__Exercise task__
Copy each line of the material below that includes the string "legend".

__Materials provided__
************
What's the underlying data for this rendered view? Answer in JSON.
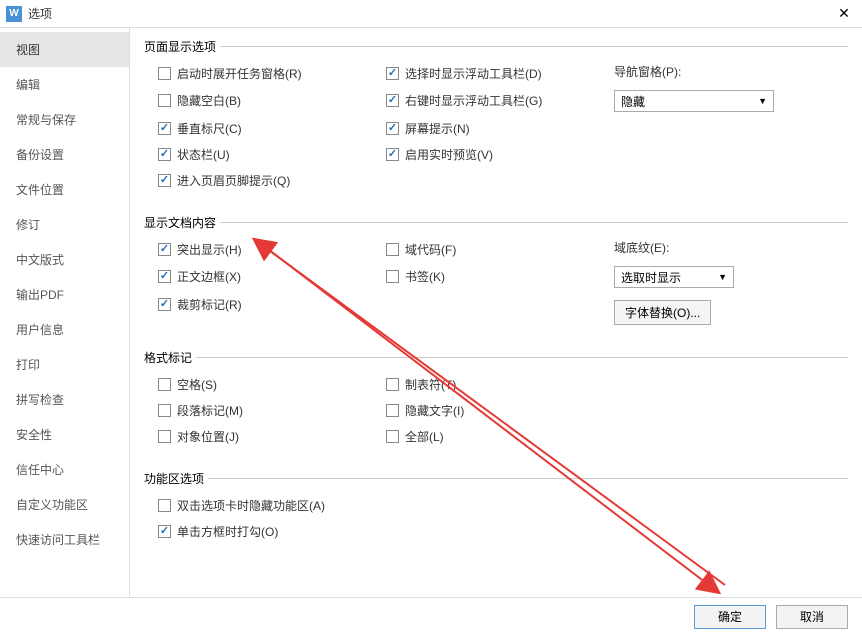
{
  "title": "选项",
  "sidebar": {
    "items": [
      {
        "label": "视图",
        "active": true
      },
      {
        "label": "编辑"
      },
      {
        "label": "常规与保存"
      },
      {
        "label": "备份设置"
      },
      {
        "label": "文件位置"
      },
      {
        "label": "修订"
      },
      {
        "label": "中文版式"
      },
      {
        "label": "输出PDF"
      },
      {
        "label": "用户信息"
      },
      {
        "label": "打印"
      },
      {
        "label": "拼写检查"
      },
      {
        "label": "安全性"
      },
      {
        "label": "信任中心"
      },
      {
        "label": "自定义功能区"
      },
      {
        "label": "快速访问工具栏"
      }
    ]
  },
  "groups": {
    "page_display": {
      "legend": "页面显示选项",
      "open_task_pane": {
        "label": "启动时展开任务窗格(R)",
        "checked": false
      },
      "hide_blank": {
        "label": "隐藏空白(B)",
        "checked": false
      },
      "vertical_ruler": {
        "label": "垂直标尺(C)",
        "checked": true
      },
      "status_bar": {
        "label": "状态栏(U)",
        "checked": true
      },
      "header_footer_tip": {
        "label": "进入页眉页脚提示(Q)",
        "checked": true
      },
      "float_toolbar_select": {
        "label": "选择时显示浮动工具栏(D)",
        "checked": true
      },
      "float_toolbar_rclick": {
        "label": "右键时显示浮动工具栏(G)",
        "checked": true
      },
      "screen_tip": {
        "label": "屏幕提示(N)",
        "checked": true
      },
      "live_preview": {
        "label": "启用实时预览(V)",
        "checked": true
      },
      "nav_pane_label": "导航窗格(P):",
      "nav_pane_value": "隐藏"
    },
    "doc_content": {
      "legend": "显示文档内容",
      "highlight": {
        "label": "突出显示(H)",
        "checked": true
      },
      "text_border": {
        "label": "正文边框(X)",
        "checked": true
      },
      "crop_marks": {
        "label": "裁剪标记(R)",
        "checked": true
      },
      "field_code": {
        "label": "域代码(F)",
        "checked": false
      },
      "bookmark": {
        "label": "书签(K)",
        "checked": false
      },
      "field_shade_label": "域底纹(E):",
      "field_shade_value": "选取时显示",
      "font_replace": "字体替换(O)..."
    },
    "format_marks": {
      "legend": "格式标记",
      "space": {
        "label": "空格(S)",
        "checked": false
      },
      "paragraph": {
        "label": "段落标记(M)",
        "checked": false
      },
      "object_pos": {
        "label": "对象位置(J)",
        "checked": false
      },
      "tab": {
        "label": "制表符(T)",
        "checked": false
      },
      "hidden_text": {
        "label": "隐藏文字(I)",
        "checked": false
      },
      "all": {
        "label": "全部(L)",
        "checked": false
      }
    },
    "ribbon": {
      "legend": "功能区选项",
      "dblclick_hide": {
        "label": "双击选项卡时隐藏功能区(A)",
        "checked": false
      },
      "click_check": {
        "label": "单击方框时打勾(O)",
        "checked": true
      }
    }
  },
  "footer": {
    "ok": "确定",
    "cancel": "取消"
  }
}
************
__Correct result__
      "legend": "页面显示选项",
      "legend": "显示文档内容",
      "legend": "格式标记",
      "legend": "功能区选项",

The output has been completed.